**Problem to work on**
Retype the listing that follows, word for word.

(begin)

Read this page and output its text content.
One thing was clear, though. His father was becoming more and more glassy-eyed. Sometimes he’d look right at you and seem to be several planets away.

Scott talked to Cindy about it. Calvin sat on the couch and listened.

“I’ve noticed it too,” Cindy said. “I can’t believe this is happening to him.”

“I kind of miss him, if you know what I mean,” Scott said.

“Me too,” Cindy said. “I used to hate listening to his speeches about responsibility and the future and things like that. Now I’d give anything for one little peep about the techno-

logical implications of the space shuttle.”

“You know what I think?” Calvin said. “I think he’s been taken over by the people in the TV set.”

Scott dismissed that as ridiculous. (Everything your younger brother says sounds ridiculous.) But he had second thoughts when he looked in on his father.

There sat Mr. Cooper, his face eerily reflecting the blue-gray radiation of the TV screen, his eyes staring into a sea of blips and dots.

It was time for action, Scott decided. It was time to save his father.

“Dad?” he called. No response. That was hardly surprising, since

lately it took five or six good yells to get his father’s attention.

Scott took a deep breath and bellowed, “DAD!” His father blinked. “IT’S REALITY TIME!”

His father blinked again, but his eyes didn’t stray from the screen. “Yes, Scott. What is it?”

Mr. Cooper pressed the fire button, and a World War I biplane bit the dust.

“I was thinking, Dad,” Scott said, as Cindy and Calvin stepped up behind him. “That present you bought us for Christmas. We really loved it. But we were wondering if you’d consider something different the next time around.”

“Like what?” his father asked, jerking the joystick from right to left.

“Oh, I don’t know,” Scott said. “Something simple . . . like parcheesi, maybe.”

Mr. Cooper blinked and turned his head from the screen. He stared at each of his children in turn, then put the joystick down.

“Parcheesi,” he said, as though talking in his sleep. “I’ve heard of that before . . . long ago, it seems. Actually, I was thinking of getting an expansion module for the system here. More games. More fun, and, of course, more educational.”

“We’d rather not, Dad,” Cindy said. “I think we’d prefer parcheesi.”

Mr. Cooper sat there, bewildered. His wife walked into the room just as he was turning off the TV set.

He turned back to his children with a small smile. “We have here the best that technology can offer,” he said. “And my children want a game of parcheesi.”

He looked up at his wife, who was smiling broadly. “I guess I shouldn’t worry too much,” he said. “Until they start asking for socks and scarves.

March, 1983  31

(end)

**Solution**
Read this page and output its text content.
One thing was clear, though. His father was becoming more and more glassy-eyed. Sometimes he’d look right at you and seem to be several planets away.

Scott talked to Cindy about it. Calvin sat on the couch and listened.

“I’ve noticed it too,” Cindy said. “I can’t believe this is happening to him.”

“I kind of miss him, if you know what I mean,” Scott said.

“Me too,” Cindy said. “I used to hate listening to his speeches about responsibility and the future and things like that. Now I’d give anything for one little peep about the techno-

logical implications of the space shuttle.”

“You know what I think?” Calvin said. “I think he’s been taken over by the people in the TV set.”

Scott dismissed that as ridiculous. (Everything your younger brother says sounds ridiculous.) But he had second thoughts when he looked in on his father.

There sat Mr. Cooper, his face eerily reflecting the blue-gray radiation of the TV screen, his eyes staring into a sea of blips and dots.

It was time for action, Scott decided. It was time to save his father.

“Dad?” he called. No response. That was hardly surprising, since

lately it took five or six good yells to get his father’s attention.

Scott took a deep breath and bellowed, “DAD!” His father blinked. “IT’S REALITY TIME!”

His father blinked again, but his eyes didn’t stray from the screen. “Yes, Scott. What is it?”

Mr. Cooper pressed the fire button, and a World War I biplane bit the dust.

“I was thinking, Dad,” Scott said, as Cindy and Calvin stepped up behind him. “That present you bought us for Christmas. We really loved it. But we were wondering if you’d consider something different the next time around.”

“Like what?” his father asked, jerking the joystick from right to left.

“Oh, I don’t know,” Scott said. “Something simple . . . like parcheesi, maybe.”

Mr. Cooper blinked and turned his head from the screen. He stared at each of his children in turn, then put the joystick down.

“Parcheesi,” he said, as though talking in his sleep. “I’ve heard of that before . . . long ago, it seems. Actually, I was thinking of getting an expansion module for the system here. More games. More fun, and, of course, more educational.”

“We’d rather not, Dad,” Cindy said. “I think we’d prefer parcheesi.”

Mr. Cooper sat there, bewildered. His wife walked into the room just as he was turning off the TV set.

He turned back to his children with a small smile. “We have here the best that technology can offer,” he said. “And my children want a game of parcheesi.”

He looked up at his wife, who was smiling broadly. “I guess I shouldn’t worry too much,” he said. “Until they start asking for socks and scarves.

March, 1983  31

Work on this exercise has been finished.